■ Task directions
Determine the number of lines where "робітників" occurs and reply with that number by itself.
═══ Excerpted records ═══
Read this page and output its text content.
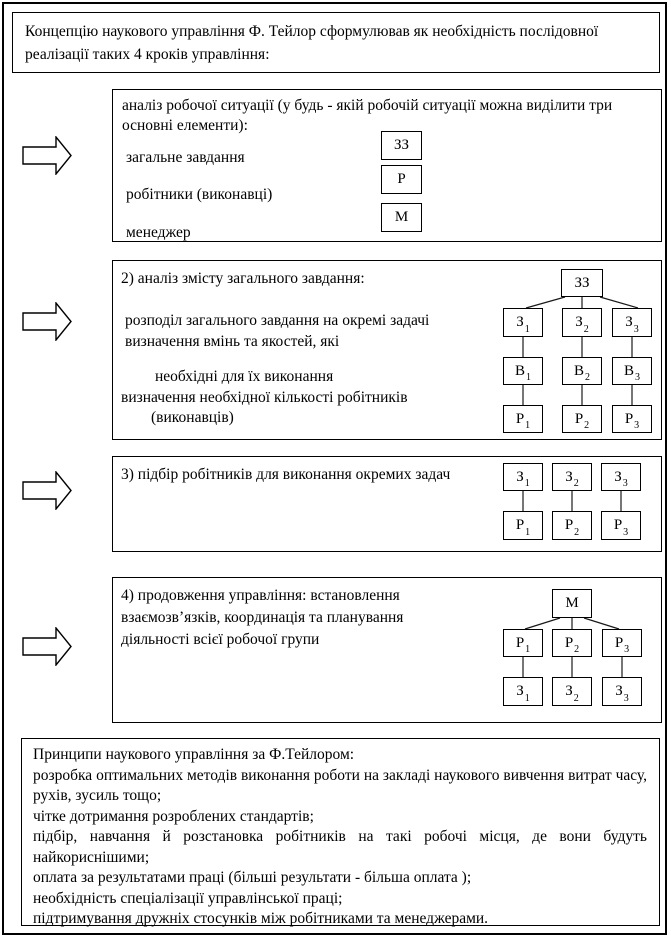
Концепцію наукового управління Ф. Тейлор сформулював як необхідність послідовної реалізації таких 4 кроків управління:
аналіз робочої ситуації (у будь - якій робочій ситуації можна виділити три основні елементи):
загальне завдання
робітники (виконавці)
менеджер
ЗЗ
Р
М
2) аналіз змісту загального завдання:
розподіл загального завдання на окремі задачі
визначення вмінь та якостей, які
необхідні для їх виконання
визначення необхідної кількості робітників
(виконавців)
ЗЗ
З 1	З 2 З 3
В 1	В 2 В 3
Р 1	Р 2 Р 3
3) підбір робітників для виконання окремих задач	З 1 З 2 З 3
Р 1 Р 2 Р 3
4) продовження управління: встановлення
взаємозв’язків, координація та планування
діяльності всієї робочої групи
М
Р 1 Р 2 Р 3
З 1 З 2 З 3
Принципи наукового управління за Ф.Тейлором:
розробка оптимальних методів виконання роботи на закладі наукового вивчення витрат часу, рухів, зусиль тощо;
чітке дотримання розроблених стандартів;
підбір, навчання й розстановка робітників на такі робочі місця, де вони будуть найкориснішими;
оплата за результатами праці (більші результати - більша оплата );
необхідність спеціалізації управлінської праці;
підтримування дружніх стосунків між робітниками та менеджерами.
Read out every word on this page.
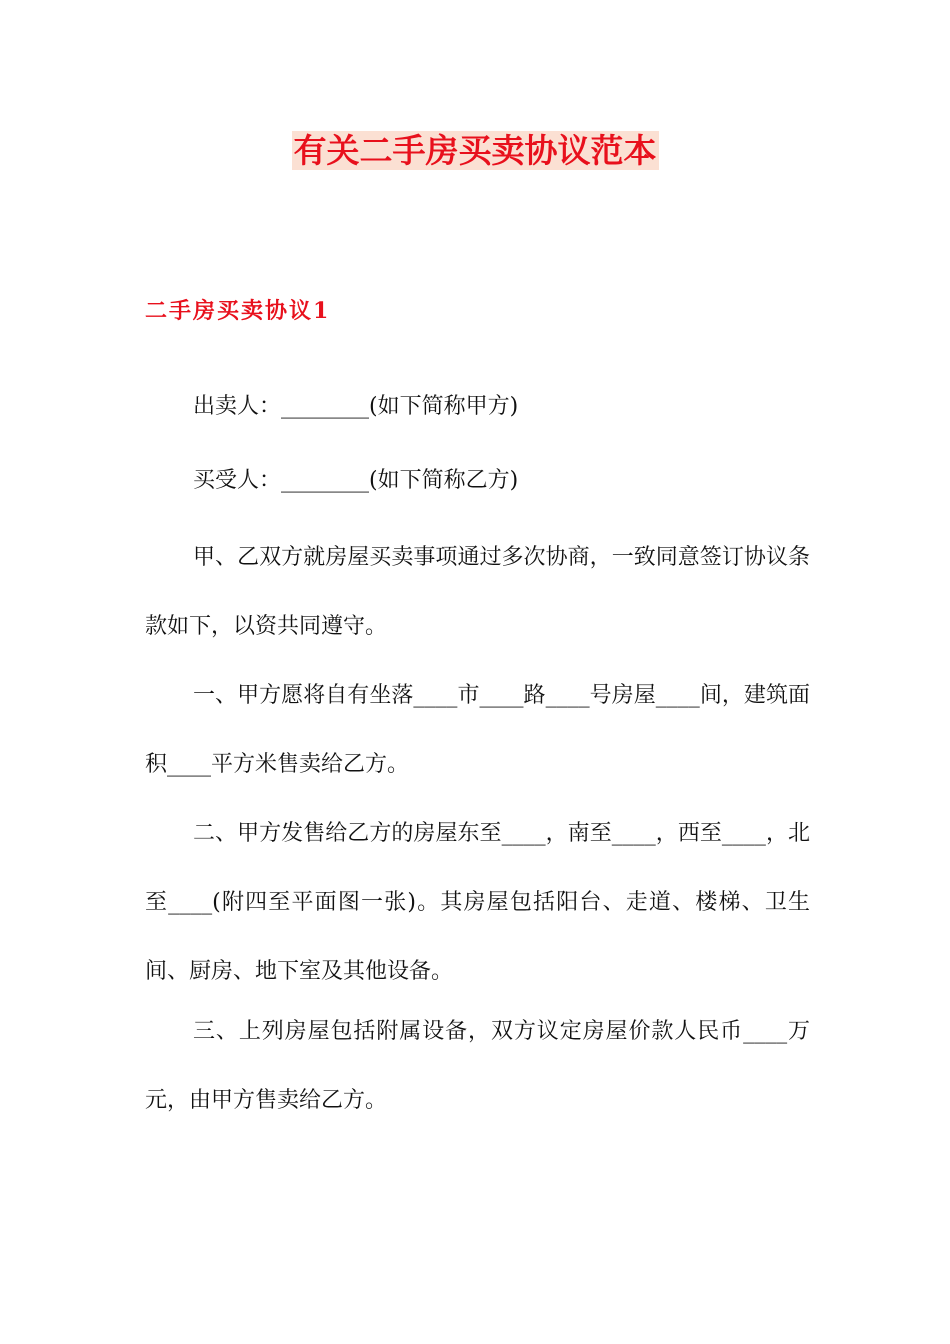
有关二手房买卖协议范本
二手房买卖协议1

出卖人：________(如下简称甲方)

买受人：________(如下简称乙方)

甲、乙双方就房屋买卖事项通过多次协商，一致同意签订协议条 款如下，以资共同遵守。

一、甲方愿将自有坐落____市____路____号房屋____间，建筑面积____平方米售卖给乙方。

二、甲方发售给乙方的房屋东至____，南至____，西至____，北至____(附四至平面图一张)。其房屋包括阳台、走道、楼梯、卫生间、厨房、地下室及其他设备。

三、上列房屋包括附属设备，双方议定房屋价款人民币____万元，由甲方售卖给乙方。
═══
■ Solution to this exercise
3